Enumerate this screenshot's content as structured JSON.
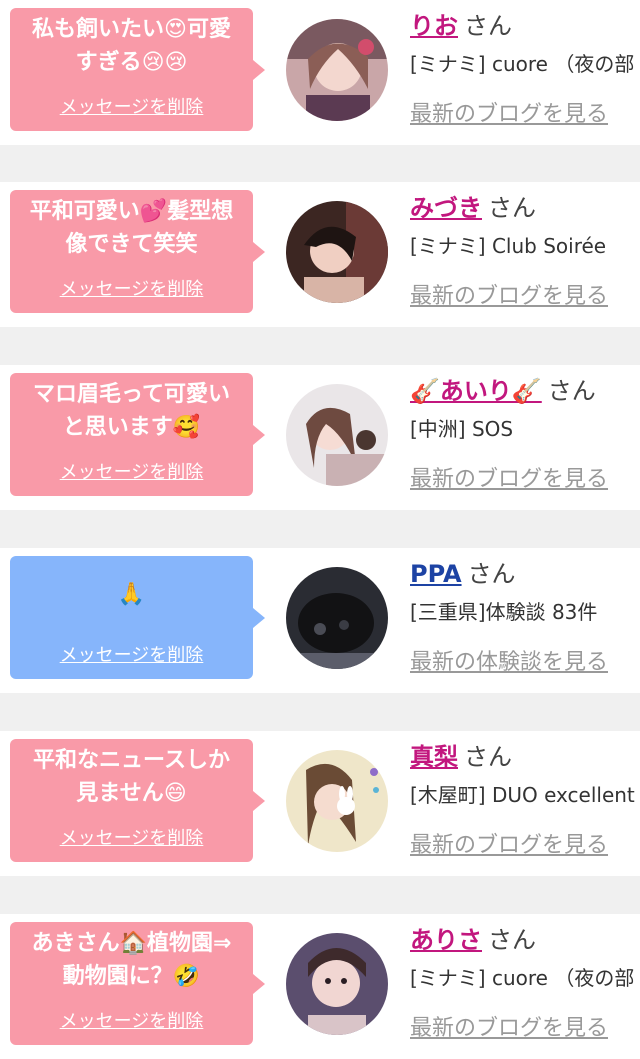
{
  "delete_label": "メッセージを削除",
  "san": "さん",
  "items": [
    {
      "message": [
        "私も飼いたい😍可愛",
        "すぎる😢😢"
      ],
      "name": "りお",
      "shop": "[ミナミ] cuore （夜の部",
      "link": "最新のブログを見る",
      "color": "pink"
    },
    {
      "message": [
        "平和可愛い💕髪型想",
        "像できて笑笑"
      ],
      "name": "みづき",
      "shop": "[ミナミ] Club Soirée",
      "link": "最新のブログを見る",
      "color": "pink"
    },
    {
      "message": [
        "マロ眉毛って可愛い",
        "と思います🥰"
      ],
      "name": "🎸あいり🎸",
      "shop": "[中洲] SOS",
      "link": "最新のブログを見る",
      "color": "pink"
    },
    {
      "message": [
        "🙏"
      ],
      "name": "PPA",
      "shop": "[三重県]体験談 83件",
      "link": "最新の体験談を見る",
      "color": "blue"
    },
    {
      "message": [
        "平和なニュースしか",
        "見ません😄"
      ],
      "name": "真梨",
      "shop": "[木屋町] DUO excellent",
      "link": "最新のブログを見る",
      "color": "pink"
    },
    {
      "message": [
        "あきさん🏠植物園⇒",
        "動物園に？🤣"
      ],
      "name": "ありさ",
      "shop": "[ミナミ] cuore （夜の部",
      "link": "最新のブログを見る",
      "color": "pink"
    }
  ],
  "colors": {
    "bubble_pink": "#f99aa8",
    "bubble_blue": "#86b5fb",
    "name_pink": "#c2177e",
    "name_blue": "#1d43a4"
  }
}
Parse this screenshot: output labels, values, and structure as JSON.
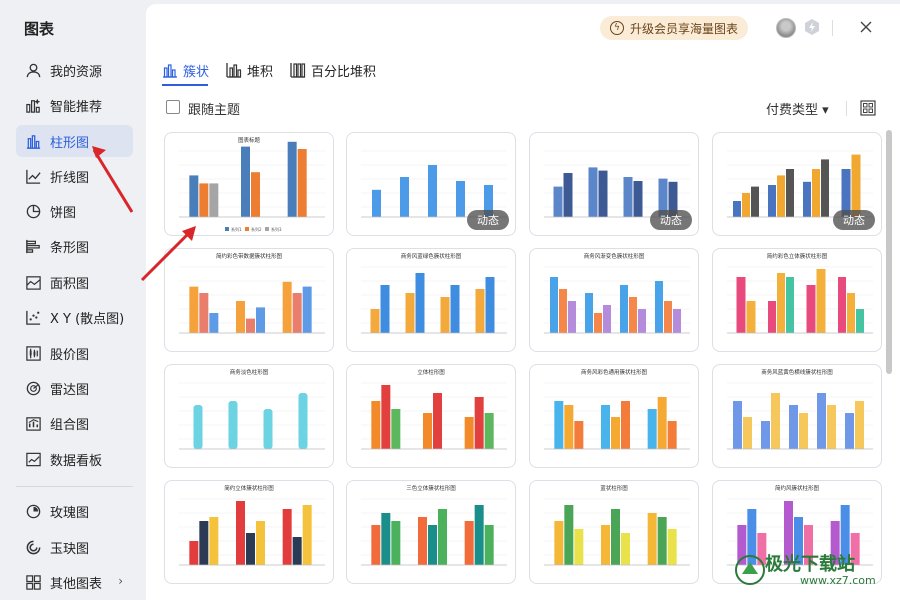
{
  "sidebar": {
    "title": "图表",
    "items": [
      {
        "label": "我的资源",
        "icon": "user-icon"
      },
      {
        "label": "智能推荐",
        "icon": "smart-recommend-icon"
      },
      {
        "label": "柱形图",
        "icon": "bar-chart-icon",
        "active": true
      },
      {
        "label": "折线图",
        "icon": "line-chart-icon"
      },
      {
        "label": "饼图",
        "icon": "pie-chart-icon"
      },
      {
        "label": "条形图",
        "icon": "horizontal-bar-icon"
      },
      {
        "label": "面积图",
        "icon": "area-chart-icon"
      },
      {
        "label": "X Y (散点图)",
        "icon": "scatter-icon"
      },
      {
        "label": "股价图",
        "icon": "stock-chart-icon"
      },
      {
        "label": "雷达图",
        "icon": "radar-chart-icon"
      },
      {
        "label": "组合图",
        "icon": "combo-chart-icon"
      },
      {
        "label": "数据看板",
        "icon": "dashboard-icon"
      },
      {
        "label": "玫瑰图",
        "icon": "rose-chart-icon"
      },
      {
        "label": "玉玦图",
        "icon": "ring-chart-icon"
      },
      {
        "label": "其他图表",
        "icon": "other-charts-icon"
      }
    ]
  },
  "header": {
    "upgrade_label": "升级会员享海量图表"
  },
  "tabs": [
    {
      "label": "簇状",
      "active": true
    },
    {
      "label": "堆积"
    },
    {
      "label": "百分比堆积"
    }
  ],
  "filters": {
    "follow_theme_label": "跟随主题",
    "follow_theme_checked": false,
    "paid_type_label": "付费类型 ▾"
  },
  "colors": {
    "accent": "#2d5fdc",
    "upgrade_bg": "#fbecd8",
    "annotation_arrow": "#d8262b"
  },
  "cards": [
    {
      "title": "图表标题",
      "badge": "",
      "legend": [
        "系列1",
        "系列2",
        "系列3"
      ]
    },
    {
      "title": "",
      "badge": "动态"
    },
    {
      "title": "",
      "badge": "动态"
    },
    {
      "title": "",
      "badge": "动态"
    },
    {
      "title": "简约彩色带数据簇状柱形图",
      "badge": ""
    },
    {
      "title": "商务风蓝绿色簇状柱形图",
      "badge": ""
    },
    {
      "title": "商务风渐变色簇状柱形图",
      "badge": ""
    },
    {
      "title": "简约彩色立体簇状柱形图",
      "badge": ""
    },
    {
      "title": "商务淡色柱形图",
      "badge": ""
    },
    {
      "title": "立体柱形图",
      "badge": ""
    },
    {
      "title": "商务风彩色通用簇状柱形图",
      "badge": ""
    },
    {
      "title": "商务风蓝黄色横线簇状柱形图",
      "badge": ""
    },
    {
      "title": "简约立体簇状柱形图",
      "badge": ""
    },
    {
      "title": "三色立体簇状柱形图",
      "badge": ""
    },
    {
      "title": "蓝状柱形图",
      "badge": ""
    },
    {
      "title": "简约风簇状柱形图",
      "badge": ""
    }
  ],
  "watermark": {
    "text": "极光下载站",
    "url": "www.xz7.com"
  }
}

◇ ◇ ◇

→ **GOAL OF THE EXERCISE**
Copy every entry word for word, but omit the pictures.

→ **THE COMPLETED TASK**
Enumerate this screenshot's content as structured JSON.
{
  "delete_label": "メッセージを削除",
  "san": "さん",
  "items": [
    {
      "message": [
        "私も飼いたい😍可愛",
        "すぎる😢😢"
      ],
      "name": "りお",
      "shop": "[ミナミ] cuore （夜の部",
      "link": "最新のブログを見る",
      "color": "pink"
    },
    {
      "message": [
        "平和可愛い💕髪型想",
        "像できて笑笑"
      ],
      "name": "みづき",
      "shop": "[ミナミ] Club Soirée",
      "link": "最新のブログを見る",
      "color": "pink"
    },
    {
      "message": [
        "マロ眉毛って可愛い",
        "と思います🥰"
      ],
      "name": "🎸あいり🎸",
      "shop": "[中洲] SOS",
      "link": "最新のブログを見る",
      "color": "pink"
    },
    {
      "message": [
        "🙏"
      ],
      "name": "PPA",
      "shop": "[三重県]体験談 83件",
      "link": "最新の体験談を見る",
      "color": "blue"
    },
    {
      "message": [
        "平和なニュースしか",
        "見ません😄"
      ],
      "name": "真梨",
      "shop": "[木屋町] DUO excellent",
      "link": "最新のブログを見る",
      "color": "pink"
    },
    {
      "message": [
        "あきさん🏠植物園⇒",
        "動物園に？🤣"
      ],
      "name": "ありさ",
      "shop": "[ミナミ] cuore （夜の部",
      "link": "最新のブログを見る",
      "color": "pink"
    }
  ],
  "colors": {
    "bubble_pink": "#f99aa8",
    "bubble_blue": "#86b5fb",
    "name_pink": "#c2177e",
    "name_blue": "#1d43a4"
  }
}
Parse this screenshot: output labels, values, and structure as JSON.
{
  "sidebar": {
    "title": "图表",
    "items": [
      {
        "label": "我的资源",
        "icon": "user-icon"
      },
      {
        "label": "智能推荐",
        "icon": "smart-recommend-icon"
      },
      {
        "label": "柱形图",
        "icon": "bar-chart-icon",
        "active": true
      },
      {
        "label": "折线图",
        "icon": "line-chart-icon"
      },
      {
        "label": "饼图",
        "icon": "pie-chart-icon"
      },
      {
        "label": "条形图",
        "icon": "horizontal-bar-icon"
      },
      {
        "label": "面积图",
        "icon": "area-chart-icon"
      },
      {
        "label": "X Y (散点图)",
        "icon": "scatter-icon"
      },
      {
        "label": "股价图",
        "icon": "stock-chart-icon"
      },
      {
        "label": "雷达图",
        "icon": "radar-chart-icon"
      },
      {
        "label": "组合图",
        "icon": "combo-chart-icon"
      },
      {
        "label": "数据看板",
        "icon": "dashboard-icon"
      },
      {
        "label": "玫瑰图",
        "icon": "rose-chart-icon"
      },
      {
        "label": "玉玦图",
        "icon": "ring-chart-icon"
      },
      {
        "label": "其他图表",
        "icon": "other-charts-icon"
      }
    ]
  },
  "header": {
    "upgrade_label": "升级会员享海量图表"
  },
  "tabs": [
    {
      "label": "簇状",
      "active": true
    },
    {
      "label": "堆积"
    },
    {
      "label": "百分比堆积"
    }
  ],
  "filters": {
    "follow_theme_label": "跟随主题",
    "follow_theme_checked": false,
    "paid_type_label": "付费类型 ▾"
  },
  "colors": {
    "accent": "#2d5fdc",
    "upgrade_bg": "#fbecd8",
    "annotation_arrow": "#d8262b"
  },
  "cards": [
    {
      "title": "图表标题",
      "badge": "",
      "legend": [
        "系列1",
        "系列2",
        "系列3"
      ]
    },
    {
      "title": "",
      "badge": "动态"
    },
    {
      "title": "",
      "badge": "动态"
    },
    {
      "title": "",
      "badge": "动态"
    },
    {
      "title": "简约彩色带数据簇状柱形图",
      "badge": ""
    },
    {
      "title": "商务风蓝绿色簇状柱形图",
      "badge": ""
    },
    {
      "title": "商务风渐变色簇状柱形图",
      "badge": ""
    },
    {
      "title": "简约彩色立体簇状柱形图",
      "badge": ""
    },
    {
      "title": "商务淡色柱形图",
      "badge": ""
    },
    {
      "title": "立体柱形图",
      "badge": ""
    },
    {
      "title": "商务风彩色通用簇状柱形图",
      "badge": ""
    },
    {
      "title": "商务风蓝黄色横线簇状柱形图",
      "badge": ""
    },
    {
      "title": "简约立体簇状柱形图",
      "badge": ""
    },
    {
      "title": "三色立体簇状柱形图",
      "badge": ""
    },
    {
      "title": "蓝状柱形图",
      "badge": ""
    },
    {
      "title": "简约风簇状柱形图",
      "badge": ""
    }
  ],
  "watermark": {
    "text": "极光下载站",
    "url": "www.xz7.com"
  }
}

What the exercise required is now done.